— Start of Text block —

As often happens with Joh's tales of woe, there was a problem of truthiness to contend with: specifically all those red numbers beside the San Diego native's name on the leader board. An eagle and 36 birdies in 116 holes? The calligrapher can't get credit for all of them.

However hard Joh tries, the 21-year-old will struggle in the future to find a way to downplay her performance in Saturday's 36-hole final, where she hung tough for 29 holes as her putter turned cold for the first time in six days (honest!). Facing a 2-down deficit with seven holes remaining against Korean teenager Jennifer Song, Joh won four of the next five holes (two with birdies) to grab her only lead and grind out a 2-and-1 triumph over the USC freshman-to-be.

Even after going dormie on the 34th hole, Joh was uneasy about her chances. ("I'm Tiffany. I always have negative thoughts.") More telling, however, was her response to becoming the fifth player to lift the Robert F. Dwyer trophy a second time, one that revealed a healthy portion of maturity to go with her inordinate amount of humility.

— End of Text block —
— Start of Data section —

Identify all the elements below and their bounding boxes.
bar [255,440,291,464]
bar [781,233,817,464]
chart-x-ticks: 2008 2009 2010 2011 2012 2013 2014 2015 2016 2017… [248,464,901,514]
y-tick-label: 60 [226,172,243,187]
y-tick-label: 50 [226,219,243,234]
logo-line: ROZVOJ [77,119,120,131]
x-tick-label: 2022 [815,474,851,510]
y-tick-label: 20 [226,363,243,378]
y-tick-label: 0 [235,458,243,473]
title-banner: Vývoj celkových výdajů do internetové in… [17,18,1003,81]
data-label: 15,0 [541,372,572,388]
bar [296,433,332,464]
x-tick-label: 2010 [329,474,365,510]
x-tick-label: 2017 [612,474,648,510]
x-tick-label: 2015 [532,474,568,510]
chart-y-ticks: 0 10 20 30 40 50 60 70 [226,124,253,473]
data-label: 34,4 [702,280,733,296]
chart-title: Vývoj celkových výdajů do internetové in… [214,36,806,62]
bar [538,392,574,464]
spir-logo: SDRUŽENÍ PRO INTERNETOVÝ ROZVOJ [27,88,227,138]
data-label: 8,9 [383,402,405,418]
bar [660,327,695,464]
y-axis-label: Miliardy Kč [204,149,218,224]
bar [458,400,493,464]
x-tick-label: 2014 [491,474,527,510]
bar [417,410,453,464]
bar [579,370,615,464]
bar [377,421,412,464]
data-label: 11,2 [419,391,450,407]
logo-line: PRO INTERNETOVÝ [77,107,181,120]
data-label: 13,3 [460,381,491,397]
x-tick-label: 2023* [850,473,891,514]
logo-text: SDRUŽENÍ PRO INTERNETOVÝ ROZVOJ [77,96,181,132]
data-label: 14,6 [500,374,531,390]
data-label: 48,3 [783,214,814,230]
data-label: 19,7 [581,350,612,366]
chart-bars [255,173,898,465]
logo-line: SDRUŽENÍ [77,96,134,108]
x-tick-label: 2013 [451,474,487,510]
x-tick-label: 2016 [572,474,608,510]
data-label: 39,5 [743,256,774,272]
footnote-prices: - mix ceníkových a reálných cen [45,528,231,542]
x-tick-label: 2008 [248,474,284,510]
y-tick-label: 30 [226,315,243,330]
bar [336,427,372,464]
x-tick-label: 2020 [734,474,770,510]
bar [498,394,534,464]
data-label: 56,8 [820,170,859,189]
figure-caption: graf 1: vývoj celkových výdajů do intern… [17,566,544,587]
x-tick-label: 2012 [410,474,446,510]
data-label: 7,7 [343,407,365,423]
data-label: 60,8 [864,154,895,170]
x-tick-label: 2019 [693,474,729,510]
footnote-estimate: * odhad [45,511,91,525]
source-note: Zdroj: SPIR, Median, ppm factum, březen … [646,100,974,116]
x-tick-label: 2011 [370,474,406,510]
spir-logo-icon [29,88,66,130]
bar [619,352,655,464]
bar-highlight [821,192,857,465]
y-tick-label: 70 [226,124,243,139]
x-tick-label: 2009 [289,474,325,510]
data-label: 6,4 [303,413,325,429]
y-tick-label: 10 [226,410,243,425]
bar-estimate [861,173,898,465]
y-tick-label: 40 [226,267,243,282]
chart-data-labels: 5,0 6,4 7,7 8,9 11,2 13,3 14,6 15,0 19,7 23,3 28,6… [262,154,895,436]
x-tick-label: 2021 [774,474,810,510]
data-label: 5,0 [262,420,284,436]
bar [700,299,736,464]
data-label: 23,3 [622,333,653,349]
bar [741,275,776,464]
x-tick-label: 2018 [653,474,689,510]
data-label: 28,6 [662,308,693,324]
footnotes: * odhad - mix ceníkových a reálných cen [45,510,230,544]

— End of Data section —

• [Task 1]: From the passage about Joh, extract the words from "However hard Joh" to "amount of humility.".
• [Task 2]: In the passage about Joh, by what margin did Joh beat Jennifer Song in the final?
• [Task 3]: Continue the passage about Joh from where it stops.

• [Expected output 1]:
However hard Joh tries, the 21-year-old will struggle in the future to find a way to downplay her performance in Saturday's 36-hole final, where she hung tough for 29 holes as her putter turned cold for the first time in six days (honest!). Facing a 2-down deficit with seven holes remaining against Korean teenager Jennifer Song, Joh won four of the next five holes (two with birdies) to grab her only lead and grind out a 2-and-1 triumph over the USC freshman-to-be.

Even after going dormie on the 34th hole, Joh was uneasy about her chances. ("I'm Tiffany. I always have negative thoughts.") More telling, however, was her response to becoming the fifth player to lift the Robert F. Dwyer trophy a second time, one that revealed a healthy portion of maturity to go with her inordinate amount of humility.

• [Expected output 2]: 2-and-1

• [Expected output 3]:
"When I first won it [in 2006], I didn't really know what I was doing," said the member of the recently victorious U.S. Curtis Cup team. "I just kind of stumbled into it. Afterwards I realized how much it did for my confidence, and how many doors were opened to me. I think winning it this time around when I really wanted it, it was that much more meaningful."

Joh is the first of likely several national champions to be crowned at Erin Hills, given how smitten the USGA brass (notably executive director David Fay and senior director of rules and competitions Mike Davis) seems with the homage to Irish-links golf built by former greeting-card magnate Bob Lang 40 miles northwest of Milwaukee. Awarded the WAPL an unprecedented 12 months prior to its opening, Erin Hills also will host the 2011 U.S. Amateur. Heeding some early USGA advice, Lang plans to enlarge the second and 10th greens this October as well as re-work the 17th hole in hopes the 225-acre course nestled on the 652-acre property could become the Midwest's long desired, go-to U.S. Open site.

Set up last week at 6,178 yards (it can be stretched to 8,266 yards) and to a par of 73, the course was too compact for some players' tastes; bombers such as three-time NCAA player-of-the-year Amanda Blumenherst, knocked out in the first round along with former U.S. Women's Amateur champ Kimberly Kim, hit wedges into 10 of the 18 holes.

There were some thin spots in the fairways where the course looked very much in just its second full season, and 15 inches of rain in the two weeks before the event created casual-water issues. Still, only Lizette Sales and Katie Kempter broke par in stroke-play qualifying, posting two-under 144s to share medalist honors, while Mina Harigae became the first returning champion to fail to reach match play after posting rounds of 80-81.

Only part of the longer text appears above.